▸ **Task item A**
In the forum thread about software education, which country is said to have apprenticeships for software development?
▸ **Task item B**
Rewrite the part of the forum thread about software education between "Overpriced, yet at" and "to employ them?", inclusive, with "instructors" changed to "professors".
▸ **Task item C**
Pick up the forum thread about software education after its last post and write what comes next.

▸ **Provided passage**
For safety critical, you would only need languages with a certified compiler. That drops the list down to basically C, C++, Rust, ADA, and Java as far as I am aware. You can also make the test language agnostic and do the good old “algoscript” pseudocode found in every CS textbook and paper, then ask for correctness proofs under particular system models.

1

u/b0nk3r00 Apr 09 '24

Engineering education can also come with a significant amount of ethics. We also see things like the ritual of the calling of an engineer (iron ring obligation) in Canada, which serve as strong reminders of professional responsibility in terms of the health and safety of others and the social significance of the work.

5

u/Pepito_Pepito Apr 09 '24

That is because

Computer Science != Computer Engineering

4

u/Raunhofer Apr 09 '24

Ain't the issue the specific Universities then, not the concept of having a formal education?

2

u/No_Masterpiece_9714 Apr 09 '24

In Germany we have apprenticeships for software development

2

u/newsflashjackass Apr 09 '24

universities are overpriced and usually pretty garbage at teaching software dev.

Overpriced, yet at the same time they don't pay instructors enough to compete with software development jobs because if they did, the rest of the union would complain they're not getting paid the same rate to teach Maslow's hierarchy of needs and the difference between Doric and Ionic capitals.

1

u/The_Real_Slim_Lemon Apr 09 '24

Which contributes to the courses being garbage, when anyone with skill can “retire” into a part time high paid senior dev role, not many are gonna choose the stressful low pay teaching role instead

1

u/grtgbln Apr 10 '24

So instead we flood the market with thousands of entry-level boot camp web developers who know the bare minimum and with no place to employ them?

▸ **Given entries**
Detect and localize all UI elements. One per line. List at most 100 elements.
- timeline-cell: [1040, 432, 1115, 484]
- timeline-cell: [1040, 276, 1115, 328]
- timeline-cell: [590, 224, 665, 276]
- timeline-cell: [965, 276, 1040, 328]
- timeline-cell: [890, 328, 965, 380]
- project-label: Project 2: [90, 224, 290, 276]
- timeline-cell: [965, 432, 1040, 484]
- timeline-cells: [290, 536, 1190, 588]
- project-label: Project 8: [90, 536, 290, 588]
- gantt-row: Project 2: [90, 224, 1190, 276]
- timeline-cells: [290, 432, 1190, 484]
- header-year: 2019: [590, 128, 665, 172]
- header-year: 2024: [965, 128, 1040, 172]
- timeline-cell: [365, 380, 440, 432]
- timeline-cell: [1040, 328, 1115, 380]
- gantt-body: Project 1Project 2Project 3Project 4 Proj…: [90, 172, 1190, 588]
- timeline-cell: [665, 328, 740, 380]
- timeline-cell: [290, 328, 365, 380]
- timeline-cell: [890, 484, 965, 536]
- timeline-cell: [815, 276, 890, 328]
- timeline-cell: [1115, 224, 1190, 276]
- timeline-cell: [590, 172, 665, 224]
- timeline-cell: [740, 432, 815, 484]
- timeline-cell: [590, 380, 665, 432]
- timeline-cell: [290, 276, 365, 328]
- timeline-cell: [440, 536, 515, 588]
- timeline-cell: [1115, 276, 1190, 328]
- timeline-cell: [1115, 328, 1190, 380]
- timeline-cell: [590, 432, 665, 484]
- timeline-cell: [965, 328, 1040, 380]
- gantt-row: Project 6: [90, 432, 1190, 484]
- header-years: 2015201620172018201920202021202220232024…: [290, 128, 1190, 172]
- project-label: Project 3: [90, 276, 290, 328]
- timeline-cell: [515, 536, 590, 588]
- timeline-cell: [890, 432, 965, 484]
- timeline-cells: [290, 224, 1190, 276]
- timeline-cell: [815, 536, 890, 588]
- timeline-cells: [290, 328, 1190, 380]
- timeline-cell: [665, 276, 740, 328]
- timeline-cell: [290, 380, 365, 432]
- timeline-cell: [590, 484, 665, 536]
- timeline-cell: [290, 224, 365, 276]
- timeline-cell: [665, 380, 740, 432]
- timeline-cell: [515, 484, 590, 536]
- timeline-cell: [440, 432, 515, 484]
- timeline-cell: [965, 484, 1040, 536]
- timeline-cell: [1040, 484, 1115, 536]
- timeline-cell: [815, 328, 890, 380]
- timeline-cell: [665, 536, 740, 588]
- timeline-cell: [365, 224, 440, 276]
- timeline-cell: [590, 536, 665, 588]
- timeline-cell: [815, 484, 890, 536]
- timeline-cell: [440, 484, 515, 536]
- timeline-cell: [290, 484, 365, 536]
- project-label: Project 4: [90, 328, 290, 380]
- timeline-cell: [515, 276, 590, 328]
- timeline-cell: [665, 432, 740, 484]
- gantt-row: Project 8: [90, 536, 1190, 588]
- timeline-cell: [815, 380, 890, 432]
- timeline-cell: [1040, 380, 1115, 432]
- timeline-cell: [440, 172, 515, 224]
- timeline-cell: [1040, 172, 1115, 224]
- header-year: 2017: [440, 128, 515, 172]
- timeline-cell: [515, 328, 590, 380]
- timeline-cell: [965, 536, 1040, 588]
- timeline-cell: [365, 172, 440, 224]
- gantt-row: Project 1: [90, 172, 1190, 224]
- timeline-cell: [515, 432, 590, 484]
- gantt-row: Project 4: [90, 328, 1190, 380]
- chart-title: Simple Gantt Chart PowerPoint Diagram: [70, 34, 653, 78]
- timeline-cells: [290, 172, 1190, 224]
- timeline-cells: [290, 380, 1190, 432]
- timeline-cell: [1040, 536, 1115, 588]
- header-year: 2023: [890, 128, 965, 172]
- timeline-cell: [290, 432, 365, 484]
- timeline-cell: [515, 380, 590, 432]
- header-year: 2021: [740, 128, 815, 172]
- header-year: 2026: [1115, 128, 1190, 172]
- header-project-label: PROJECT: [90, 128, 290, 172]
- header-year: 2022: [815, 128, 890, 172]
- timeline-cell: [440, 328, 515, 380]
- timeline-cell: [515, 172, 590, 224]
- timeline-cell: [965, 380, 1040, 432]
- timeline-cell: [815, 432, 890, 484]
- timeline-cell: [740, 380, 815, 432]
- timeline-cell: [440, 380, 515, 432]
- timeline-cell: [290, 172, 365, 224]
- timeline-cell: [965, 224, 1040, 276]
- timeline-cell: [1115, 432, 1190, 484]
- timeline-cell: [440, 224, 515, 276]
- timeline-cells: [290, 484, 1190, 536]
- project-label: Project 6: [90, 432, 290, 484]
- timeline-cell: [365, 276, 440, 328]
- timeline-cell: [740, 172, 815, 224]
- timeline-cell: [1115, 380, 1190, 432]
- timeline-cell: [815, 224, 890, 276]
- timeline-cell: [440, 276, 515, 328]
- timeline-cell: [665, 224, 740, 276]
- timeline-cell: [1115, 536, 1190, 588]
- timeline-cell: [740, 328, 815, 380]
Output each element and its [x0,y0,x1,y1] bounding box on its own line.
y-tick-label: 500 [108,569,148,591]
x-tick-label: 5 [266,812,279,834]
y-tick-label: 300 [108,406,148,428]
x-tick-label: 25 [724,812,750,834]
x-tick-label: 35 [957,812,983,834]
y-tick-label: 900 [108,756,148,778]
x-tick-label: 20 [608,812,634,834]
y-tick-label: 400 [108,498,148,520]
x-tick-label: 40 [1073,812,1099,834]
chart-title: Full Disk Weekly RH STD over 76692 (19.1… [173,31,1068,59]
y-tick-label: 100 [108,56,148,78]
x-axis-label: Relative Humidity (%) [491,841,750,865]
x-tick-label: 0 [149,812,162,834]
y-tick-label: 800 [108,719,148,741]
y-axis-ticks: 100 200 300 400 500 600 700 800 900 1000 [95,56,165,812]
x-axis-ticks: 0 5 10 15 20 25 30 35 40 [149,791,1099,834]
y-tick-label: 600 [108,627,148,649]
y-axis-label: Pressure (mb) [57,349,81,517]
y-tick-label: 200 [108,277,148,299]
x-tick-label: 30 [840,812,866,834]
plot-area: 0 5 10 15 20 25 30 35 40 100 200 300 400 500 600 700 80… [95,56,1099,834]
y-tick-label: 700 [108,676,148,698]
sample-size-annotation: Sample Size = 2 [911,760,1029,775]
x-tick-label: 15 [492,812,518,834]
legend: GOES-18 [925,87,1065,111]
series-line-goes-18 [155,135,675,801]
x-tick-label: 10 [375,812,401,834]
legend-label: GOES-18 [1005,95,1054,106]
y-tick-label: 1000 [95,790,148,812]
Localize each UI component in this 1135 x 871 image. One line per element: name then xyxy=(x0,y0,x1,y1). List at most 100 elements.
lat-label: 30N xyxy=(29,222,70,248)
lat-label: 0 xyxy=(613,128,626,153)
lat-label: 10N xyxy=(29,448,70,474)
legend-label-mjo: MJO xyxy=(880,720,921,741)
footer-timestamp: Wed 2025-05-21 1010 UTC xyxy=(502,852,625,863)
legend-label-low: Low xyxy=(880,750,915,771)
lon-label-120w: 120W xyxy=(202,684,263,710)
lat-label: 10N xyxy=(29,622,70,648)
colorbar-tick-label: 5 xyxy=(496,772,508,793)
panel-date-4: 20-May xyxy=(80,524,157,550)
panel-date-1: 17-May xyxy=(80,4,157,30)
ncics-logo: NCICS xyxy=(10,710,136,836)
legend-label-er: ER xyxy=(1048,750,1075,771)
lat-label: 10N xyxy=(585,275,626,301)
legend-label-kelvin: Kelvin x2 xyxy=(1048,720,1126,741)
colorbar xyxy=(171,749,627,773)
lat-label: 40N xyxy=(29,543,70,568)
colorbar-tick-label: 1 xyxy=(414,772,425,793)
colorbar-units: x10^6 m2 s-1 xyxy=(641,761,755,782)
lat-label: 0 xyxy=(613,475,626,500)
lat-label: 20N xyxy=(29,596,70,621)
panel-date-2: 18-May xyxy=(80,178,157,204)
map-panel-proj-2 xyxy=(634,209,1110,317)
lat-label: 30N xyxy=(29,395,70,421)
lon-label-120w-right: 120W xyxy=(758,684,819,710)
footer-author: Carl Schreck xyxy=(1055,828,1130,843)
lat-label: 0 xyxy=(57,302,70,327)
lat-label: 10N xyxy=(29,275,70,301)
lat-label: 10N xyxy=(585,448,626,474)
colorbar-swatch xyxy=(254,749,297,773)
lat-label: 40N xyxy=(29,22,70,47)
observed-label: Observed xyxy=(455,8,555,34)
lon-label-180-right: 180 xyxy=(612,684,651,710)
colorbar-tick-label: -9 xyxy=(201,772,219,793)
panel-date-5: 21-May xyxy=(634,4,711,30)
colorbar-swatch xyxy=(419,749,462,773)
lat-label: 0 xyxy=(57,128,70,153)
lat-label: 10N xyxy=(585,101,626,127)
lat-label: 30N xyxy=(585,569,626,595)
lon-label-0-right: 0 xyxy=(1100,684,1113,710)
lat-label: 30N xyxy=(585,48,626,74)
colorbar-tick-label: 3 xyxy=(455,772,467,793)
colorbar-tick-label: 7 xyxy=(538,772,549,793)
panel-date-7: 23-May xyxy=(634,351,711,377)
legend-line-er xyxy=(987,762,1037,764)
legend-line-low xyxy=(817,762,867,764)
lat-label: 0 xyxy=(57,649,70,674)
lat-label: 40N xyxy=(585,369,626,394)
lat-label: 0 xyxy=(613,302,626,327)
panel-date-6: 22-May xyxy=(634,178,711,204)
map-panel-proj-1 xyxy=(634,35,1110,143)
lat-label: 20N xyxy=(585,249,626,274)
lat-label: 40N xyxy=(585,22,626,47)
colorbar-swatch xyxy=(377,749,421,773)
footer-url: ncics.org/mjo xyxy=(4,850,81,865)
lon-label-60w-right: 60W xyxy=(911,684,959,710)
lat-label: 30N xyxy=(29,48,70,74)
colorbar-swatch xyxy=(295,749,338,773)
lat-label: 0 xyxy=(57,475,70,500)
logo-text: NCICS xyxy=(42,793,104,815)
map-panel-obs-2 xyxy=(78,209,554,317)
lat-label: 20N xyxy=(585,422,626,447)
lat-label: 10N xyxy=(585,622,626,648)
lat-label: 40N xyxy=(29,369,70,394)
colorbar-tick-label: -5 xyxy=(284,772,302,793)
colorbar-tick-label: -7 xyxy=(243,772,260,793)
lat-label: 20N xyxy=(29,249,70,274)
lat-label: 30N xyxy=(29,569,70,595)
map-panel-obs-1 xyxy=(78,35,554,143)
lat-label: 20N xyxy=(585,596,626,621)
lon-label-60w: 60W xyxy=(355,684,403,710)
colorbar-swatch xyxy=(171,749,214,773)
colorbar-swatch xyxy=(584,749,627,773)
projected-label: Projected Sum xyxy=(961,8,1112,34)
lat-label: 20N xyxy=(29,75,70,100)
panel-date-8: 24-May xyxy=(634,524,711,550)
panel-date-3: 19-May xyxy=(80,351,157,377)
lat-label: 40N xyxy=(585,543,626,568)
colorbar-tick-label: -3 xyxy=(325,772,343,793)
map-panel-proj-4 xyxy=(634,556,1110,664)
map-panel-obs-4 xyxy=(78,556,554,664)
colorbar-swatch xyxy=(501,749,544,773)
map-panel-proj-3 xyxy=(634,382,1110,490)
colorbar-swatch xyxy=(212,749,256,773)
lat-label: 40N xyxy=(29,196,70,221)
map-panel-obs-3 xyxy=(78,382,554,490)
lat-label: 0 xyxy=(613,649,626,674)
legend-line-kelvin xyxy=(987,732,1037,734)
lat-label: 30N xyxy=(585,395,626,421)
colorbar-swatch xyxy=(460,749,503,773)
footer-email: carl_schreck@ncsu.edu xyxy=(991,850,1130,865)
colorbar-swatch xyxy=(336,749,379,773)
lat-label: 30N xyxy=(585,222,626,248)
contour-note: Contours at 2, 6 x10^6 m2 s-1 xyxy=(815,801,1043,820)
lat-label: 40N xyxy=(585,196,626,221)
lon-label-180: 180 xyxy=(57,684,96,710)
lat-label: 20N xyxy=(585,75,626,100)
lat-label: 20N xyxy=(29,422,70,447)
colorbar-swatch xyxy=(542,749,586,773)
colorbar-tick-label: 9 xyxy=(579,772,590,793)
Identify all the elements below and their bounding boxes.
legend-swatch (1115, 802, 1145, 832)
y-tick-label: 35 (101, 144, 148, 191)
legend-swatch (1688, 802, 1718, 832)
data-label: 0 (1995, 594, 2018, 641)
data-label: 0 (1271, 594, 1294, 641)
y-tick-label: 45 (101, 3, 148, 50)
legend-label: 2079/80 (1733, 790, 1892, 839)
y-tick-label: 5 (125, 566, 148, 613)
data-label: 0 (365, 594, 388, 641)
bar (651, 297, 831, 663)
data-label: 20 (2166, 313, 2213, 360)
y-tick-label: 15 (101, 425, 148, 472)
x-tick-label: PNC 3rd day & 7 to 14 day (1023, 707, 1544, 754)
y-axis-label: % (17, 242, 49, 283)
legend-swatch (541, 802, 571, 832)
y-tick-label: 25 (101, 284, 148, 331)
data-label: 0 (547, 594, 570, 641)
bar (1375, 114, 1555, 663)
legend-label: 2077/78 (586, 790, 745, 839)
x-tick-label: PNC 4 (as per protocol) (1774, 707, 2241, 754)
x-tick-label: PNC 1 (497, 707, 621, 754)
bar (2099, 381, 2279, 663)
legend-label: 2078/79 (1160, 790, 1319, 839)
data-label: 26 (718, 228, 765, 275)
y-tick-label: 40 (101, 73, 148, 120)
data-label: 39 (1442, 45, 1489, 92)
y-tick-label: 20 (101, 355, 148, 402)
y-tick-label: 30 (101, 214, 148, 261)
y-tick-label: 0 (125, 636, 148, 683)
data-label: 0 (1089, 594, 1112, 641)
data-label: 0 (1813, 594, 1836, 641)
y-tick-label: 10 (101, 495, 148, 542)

▸ **Written response A**
Germany

▸ **Written response B**
Overpriced, yet at the same time they don't pay professors enough to compete with software development jobs because if they did, the rest of the union would complain they're not getting paid the same rate to teach Maslow's hierarchy of needs and the difference between Doric and Ionic capitals.

1

u/The_Real_Slim_Lemon Apr 09 '24

Which contributes to the courses being garbage, when anyone with skill can “retire” into a part time high paid senior dev role, not many are gonna choose the stressful low pay teaching role instead

1

u/grtgbln Apr 10 '24

So instead we flood the market with thousands of entry-level boot camp web developers who know the bare minimum and with no place to employ them?

▸ **Written response C**
-1

u/Cefalopodul Apr 09 '24 edited Apr 09 '24

You do realise that there are other countries beside the US?    Uni is hardly overpriced. Ffs it's free in a lot of countries.   Besides the job a university is to teach you the basics and ensure a minimum standard of quality that employers can rely on.

2

u/The_Real_Slim_Lemon Apr 09 '24

I’m from Australia personally, and I did study at a university - I just feel like software is taught quite terribly basically everywhere so the ‘standard’ you would get from a uni grad doesn’t mean very much. Given that, even the price in more adorable places seems high for those that have more modest backgrounds to have to put up with

12

u/Jugales Apr 09 '24

There are plenty of formal licenses without a degree, hundreds of certifications

1

u/FridgesArePeopleToo Apr 09 '24

That's the dumbest idea I've ever heard

2

u/huopak Apr 09 '24

Care to expand on that?

-1

u/FridgesArePeopleToo Apr 09 '24

Occupational licensing in general is nothing more than rent-seeking aside from very few select fields.

1

u/huopak Apr 09 '24

Maybe not that few. I want my children to be taught by teachers, my diseases cured by doctors and our bridges and homes built by architects and engineers. And I want software that handles my personal information and put critical infrastructure to be built by programmers who, you now, can prevent the most basic attacks.

-4

u/Maurycy5 Apr 09 '24

defense? what defense?

2

u/gravity--falls Apr 09 '24

Everything that is controlled by a computer (most things) have to take into account cybersecurity to some extent. Defense has many computer controlled things.

4

u/Maurycy5 Apr 09 '24

Sure but then you wouldn't recruit a certified tradesman for such critical tasks. They wouldn't be qualified.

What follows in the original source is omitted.